● TASK DATA:
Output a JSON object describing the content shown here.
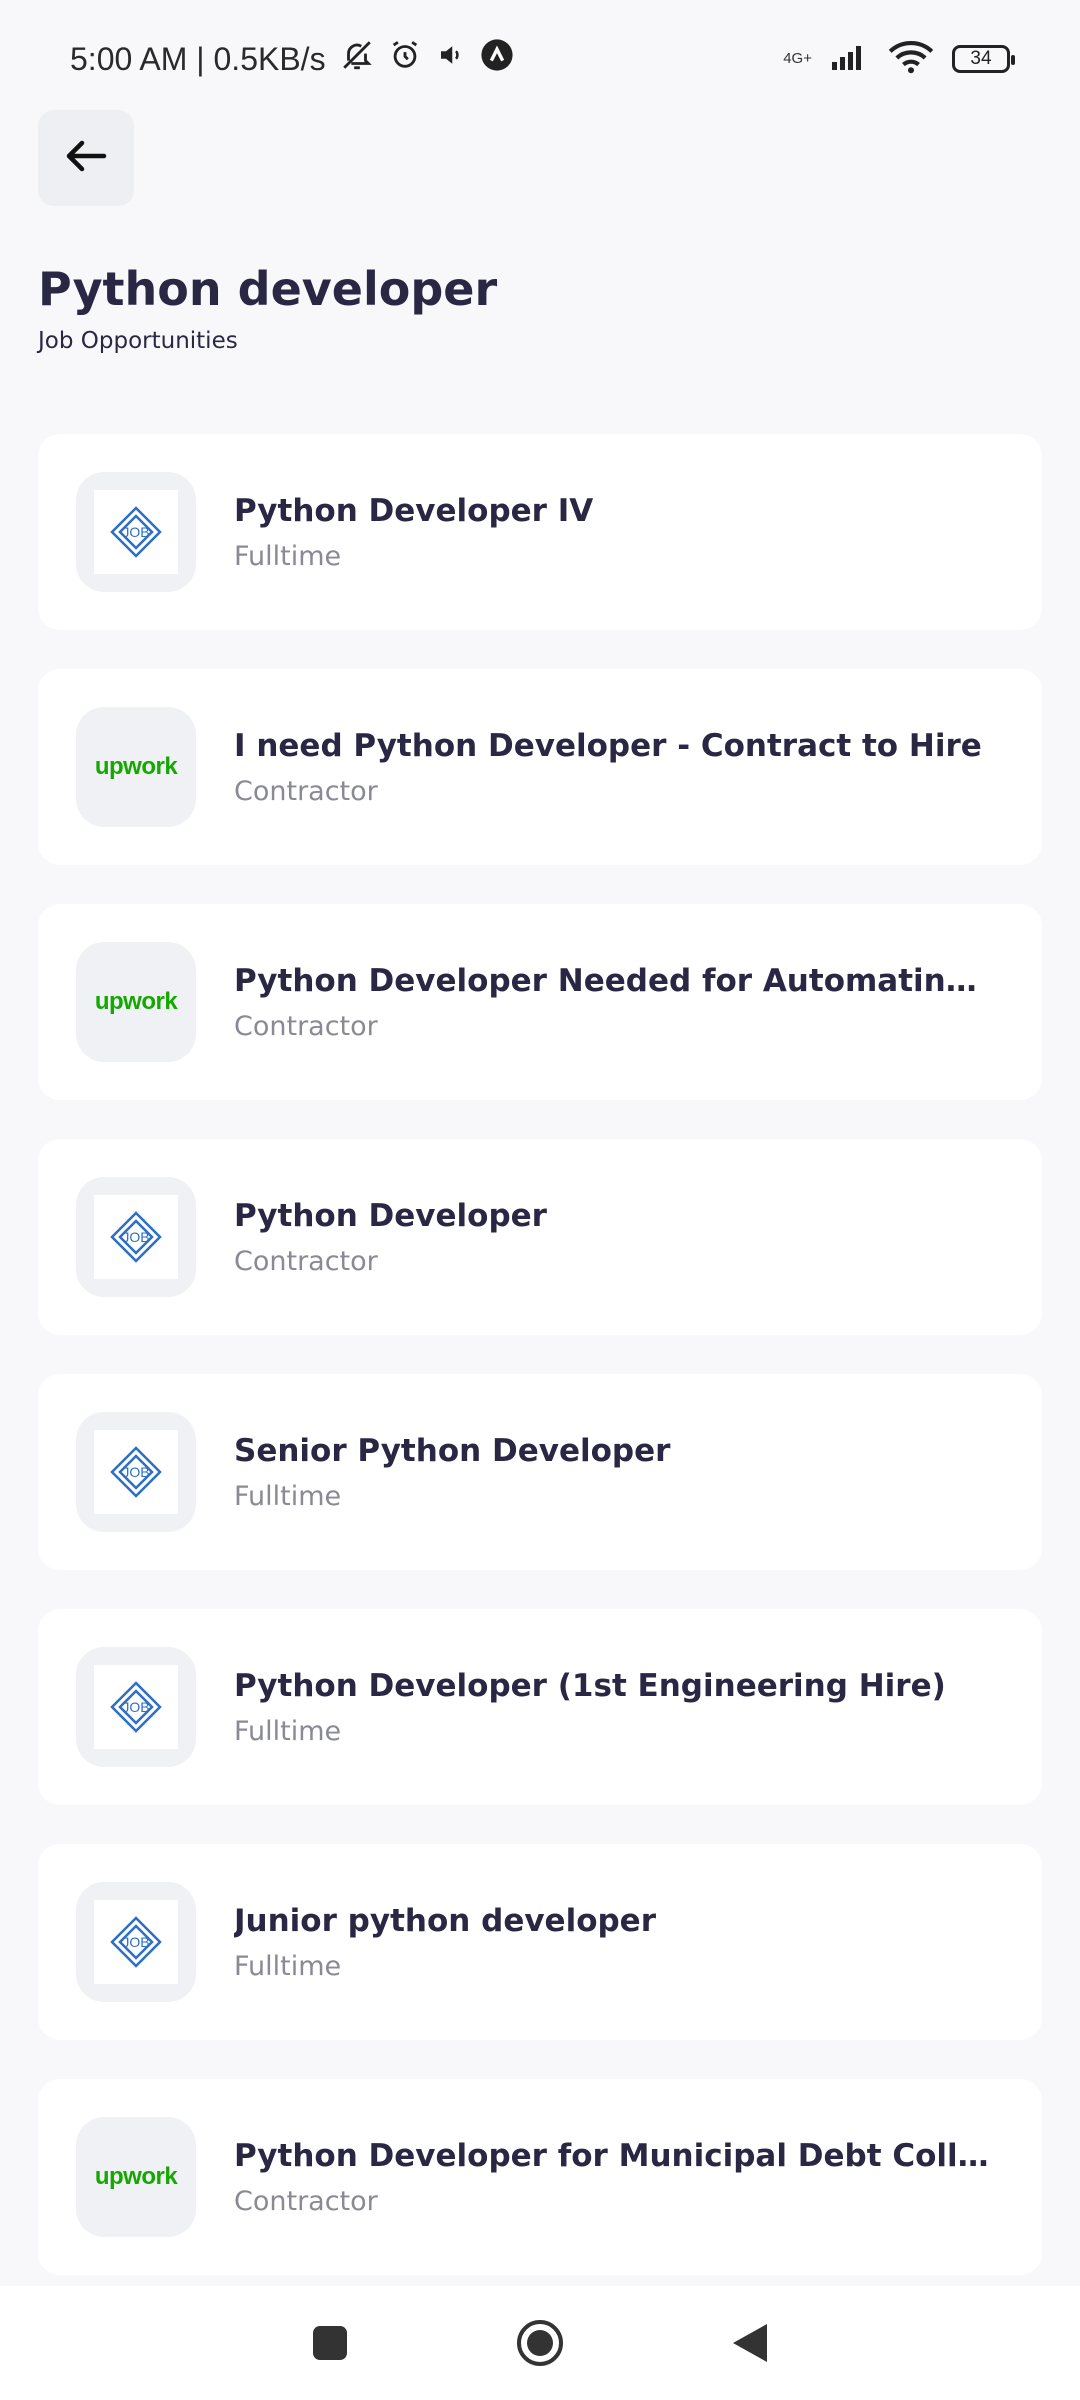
{
  "status_bar": {
    "time_speed": "5:00 AM | 0.5KB/s",
    "network": "4G+",
    "battery": "34"
  },
  "header": {
    "title": "Python developer",
    "subtitle": "Job Opportunities"
  },
  "jobs": [
    {
      "title": "Python Developer IV",
      "type": "Fulltime",
      "logo": "job-logo"
    },
    {
      "title": "I need Python Developer - Contract to Hire",
      "type": "Contractor",
      "logo": "upwork",
      "logo_text": "upwork"
    },
    {
      "title": "Python Developer Needed for Automating Job...",
      "type": "Contractor",
      "logo": "upwork",
      "logo_text": "upwork"
    },
    {
      "title": "Python Developer",
      "type": "Contractor",
      "logo": "job-logo"
    },
    {
      "title": "Senior Python Developer",
      "type": "Fulltime",
      "logo": "job-logo"
    },
    {
      "title": "Python Developer (1st Engineering Hire)",
      "type": "Fulltime",
      "logo": "job-logo"
    },
    {
      "title": "Junior python developer",
      "type": "Fulltime",
      "logo": "job-logo"
    },
    {
      "title": "Python Developer for Municipal Debt Collectio...",
      "type": "Contractor",
      "logo": "upwork",
      "logo_text": "upwork"
    }
  ],
  "colors": {
    "background": "#f8f8fa",
    "card": "#ffffff",
    "title_text": "#2a2744",
    "secondary_text": "#8a8a95",
    "upwork_green": "#14a800",
    "job_logo_blue": "#2d6fc4"
  }
}
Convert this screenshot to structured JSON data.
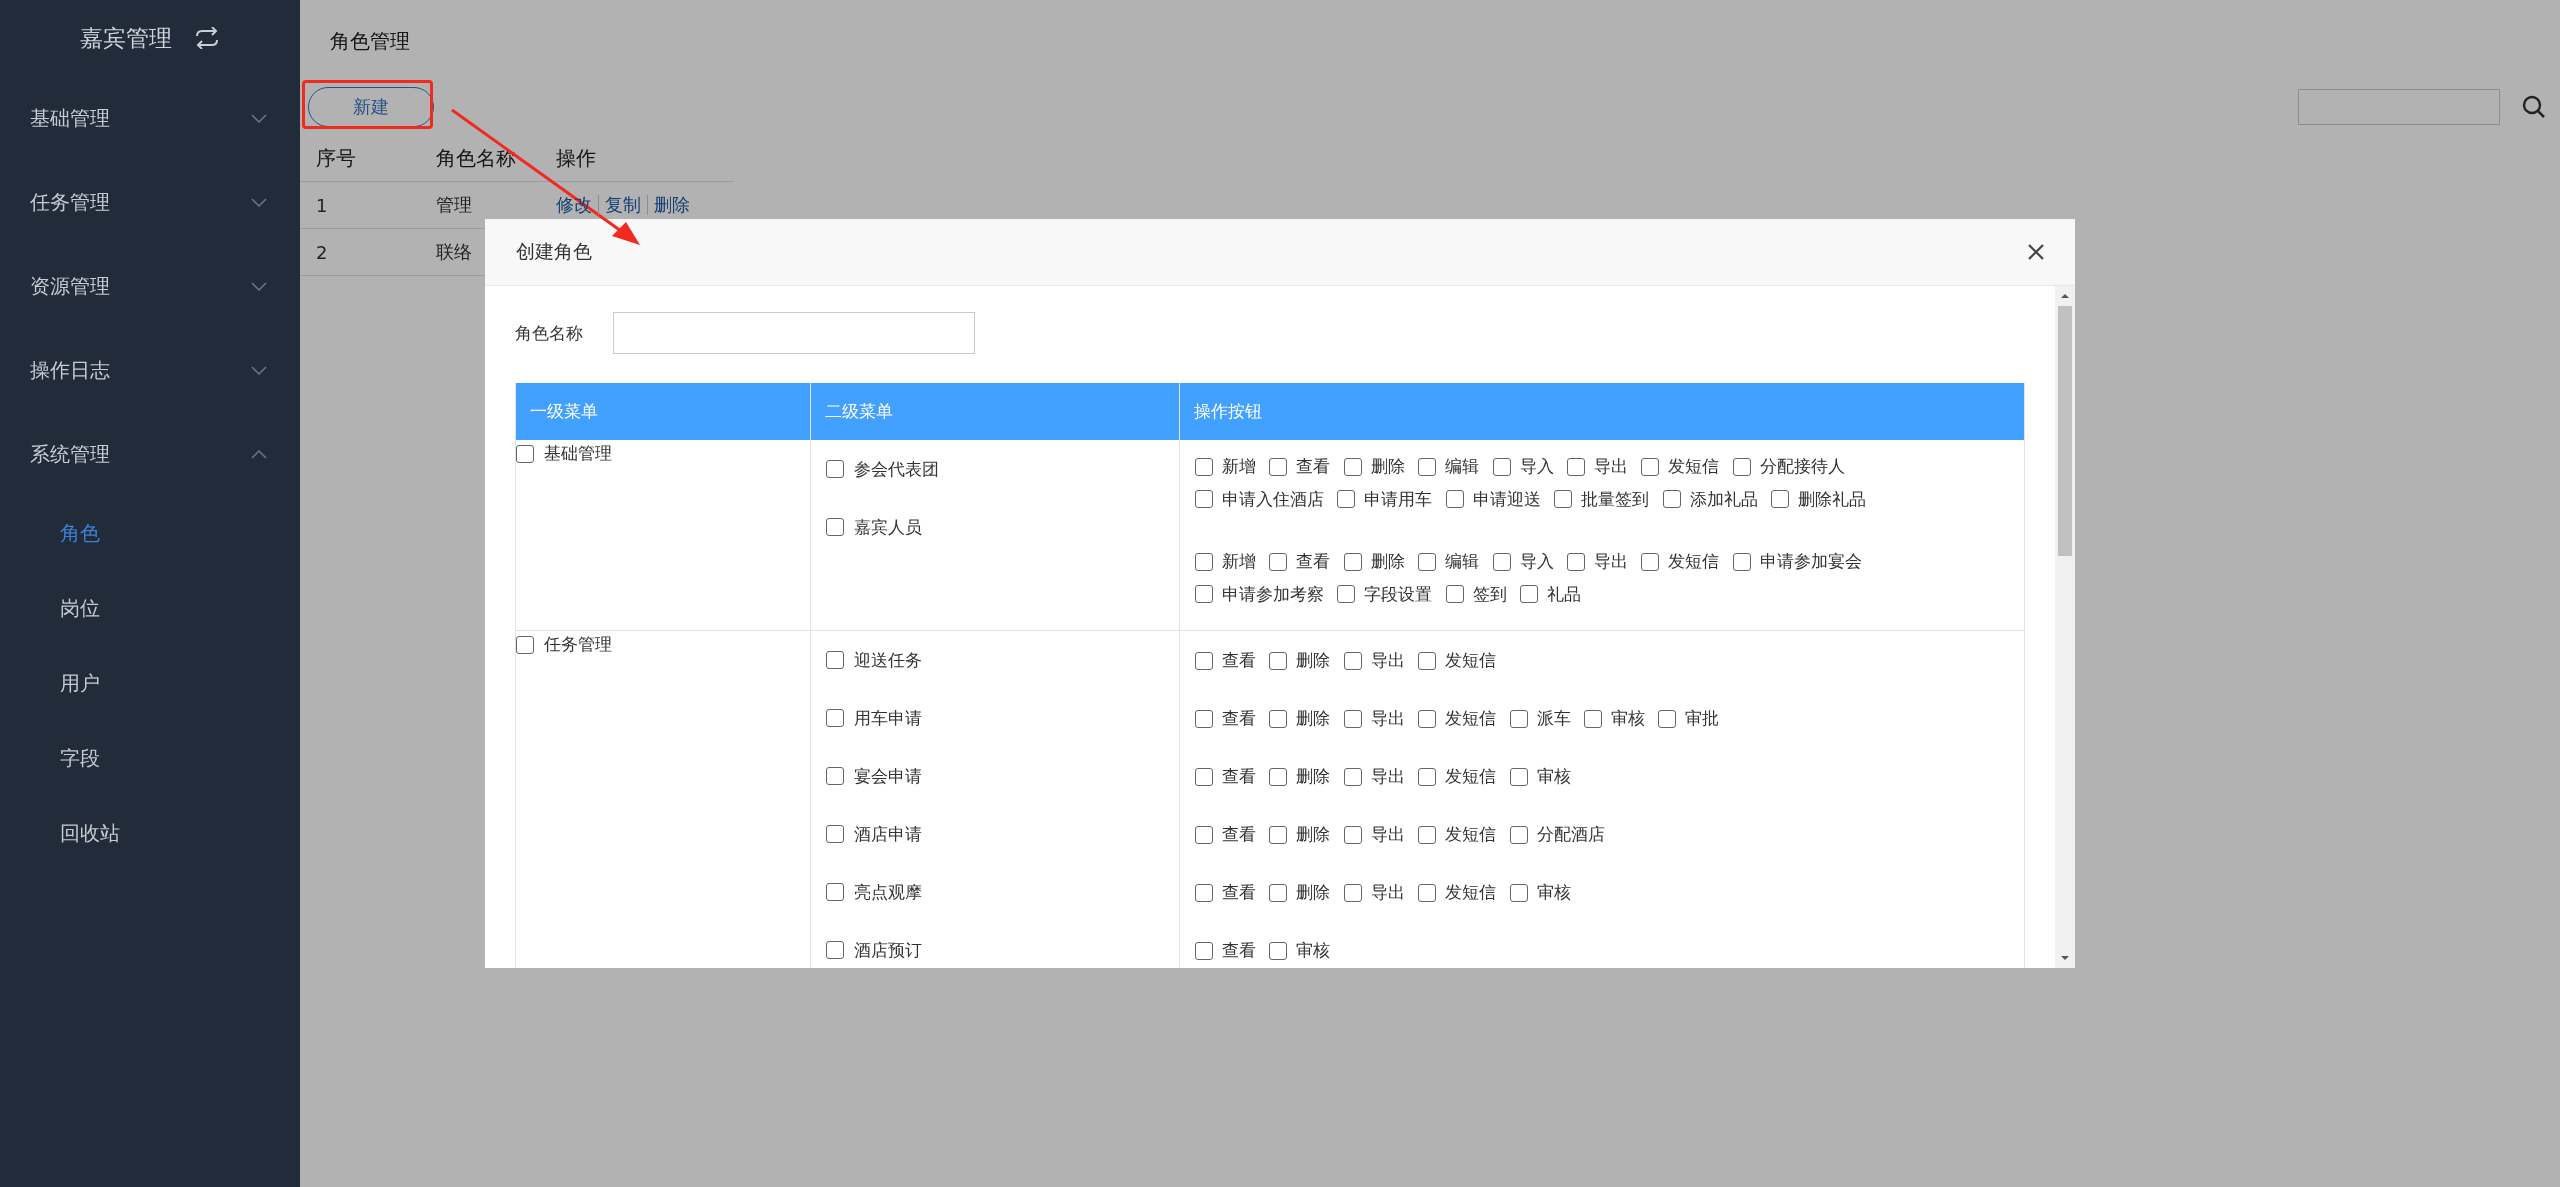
{
  "sidebar": {
    "title": "嘉宾管理",
    "groups": [
      {
        "label": "基础管理",
        "expanded": false
      },
      {
        "label": "任务管理",
        "expanded": false
      },
      {
        "label": "资源管理",
        "expanded": false
      },
      {
        "label": "操作日志",
        "expanded": false
      },
      {
        "label": "系统管理",
        "expanded": true,
        "children": [
          {
            "label": "角色",
            "selected": true
          },
          {
            "label": "岗位",
            "selected": false
          },
          {
            "label": "用户",
            "selected": false
          },
          {
            "label": "字段",
            "selected": false
          },
          {
            "label": "回收站",
            "selected": false
          }
        ]
      }
    ]
  },
  "page": {
    "title": "角色管理",
    "new_button": "新建",
    "columns": [
      "序号",
      "角色名称",
      "操作"
    ],
    "rows": [
      {
        "index": "1",
        "name": "管理",
        "actions": [
          "修改",
          "复制",
          "删除"
        ]
      },
      {
        "index": "2",
        "name": "联络"
      }
    ]
  },
  "dialog": {
    "title": "创建角色",
    "name_label": "角色名称",
    "columns": [
      "一级菜单",
      "二级菜单",
      "操作按钮"
    ],
    "modules": [
      {
        "name": "基础管理",
        "checked": false,
        "submenus": [
          {
            "name": "参会代表团",
            "checked": false,
            "actions": [
              {
                "label": "新增",
                "checked": false
              },
              {
                "label": "查看",
                "checked": false
              },
              {
                "label": "删除",
                "checked": false
              },
              {
                "label": "编辑",
                "checked": false
              },
              {
                "label": "导入",
                "checked": false
              },
              {
                "label": "导出",
                "checked": false
              },
              {
                "label": "发短信",
                "checked": false
              },
              {
                "label": "分配接待人",
                "checked": false
              },
              {
                "label": "申请入住酒店",
                "checked": false
              },
              {
                "label": "申请用车",
                "checked": false
              },
              {
                "label": "申请迎送",
                "checked": false
              },
              {
                "label": "批量签到",
                "checked": false
              },
              {
                "label": "添加礼品",
                "checked": false
              },
              {
                "label": "删除礼品",
                "checked": false
              }
            ]
          },
          {
            "name": "嘉宾人员",
            "checked": false,
            "actions": [
              {
                "label": "新增",
                "checked": false
              },
              {
                "label": "查看",
                "checked": false
              },
              {
                "label": "删除",
                "checked": false
              },
              {
                "label": "编辑",
                "checked": false
              },
              {
                "label": "导入",
                "checked": false
              },
              {
                "label": "导出",
                "checked": false
              },
              {
                "label": "发短信",
                "checked": false
              },
              {
                "label": "申请参加宴会",
                "checked": false
              },
              {
                "label": "申请参加考察",
                "checked": false
              },
              {
                "label": "字段设置",
                "checked": false
              },
              {
                "label": "签到",
                "checked": false
              },
              {
                "label": "礼品",
                "checked": false
              }
            ]
          }
        ]
      },
      {
        "name": "任务管理",
        "checked": false,
        "submenus": [
          {
            "name": "迎送任务",
            "checked": false,
            "actions": [
              {
                "label": "查看",
                "checked": false
              },
              {
                "label": "删除",
                "checked": false
              },
              {
                "label": "导出",
                "checked": false
              },
              {
                "label": "发短信",
                "checked": false
              }
            ]
          },
          {
            "name": "用车申请",
            "checked": false,
            "actions": [
              {
                "label": "查看",
                "checked": false
              },
              {
                "label": "删除",
                "checked": false
              },
              {
                "label": "导出",
                "checked": false
              },
              {
                "label": "发短信",
                "checked": false
              },
              {
                "label": "派车",
                "checked": false
              },
              {
                "label": "审核",
                "checked": false
              },
              {
                "label": "审批",
                "checked": false
              }
            ]
          },
          {
            "name": "宴会申请",
            "checked": false,
            "actions": [
              {
                "label": "查看",
                "checked": false
              },
              {
                "label": "删除",
                "checked": false
              },
              {
                "label": "导出",
                "checked": false
              },
              {
                "label": "发短信",
                "checked": false
              },
              {
                "label": "审核",
                "checked": false
              }
            ]
          },
          {
            "name": "酒店申请",
            "checked": false,
            "actions": [
              {
                "label": "查看",
                "checked": false
              },
              {
                "label": "删除",
                "checked": false
              },
              {
                "label": "导出",
                "checked": false
              },
              {
                "label": "发短信",
                "checked": false
              },
              {
                "label": "分配酒店",
                "checked": false
              }
            ]
          },
          {
            "name": "亮点观摩",
            "checked": false,
            "actions": [
              {
                "label": "查看",
                "checked": false
              },
              {
                "label": "删除",
                "checked": false
              },
              {
                "label": "导出",
                "checked": false
              },
              {
                "label": "发短信",
                "checked": false
              },
              {
                "label": "审核",
                "checked": false
              }
            ]
          },
          {
            "name": "酒店预订",
            "checked": false,
            "actions": [
              {
                "label": "查看",
                "checked": false
              },
              {
                "label": "审核",
                "checked": false
              }
            ]
          }
        ]
      }
    ]
  }
}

● WHAT THE TASK REQUIRES:
Scan the listing above for the word "Hire" and copy every line that holds it.

● SOLUTION FOR THIS EXERCISE:
      "title": "I need Python Developer - Contract to Hire",
      "title": "Python Developer (1st Engineering Hire)",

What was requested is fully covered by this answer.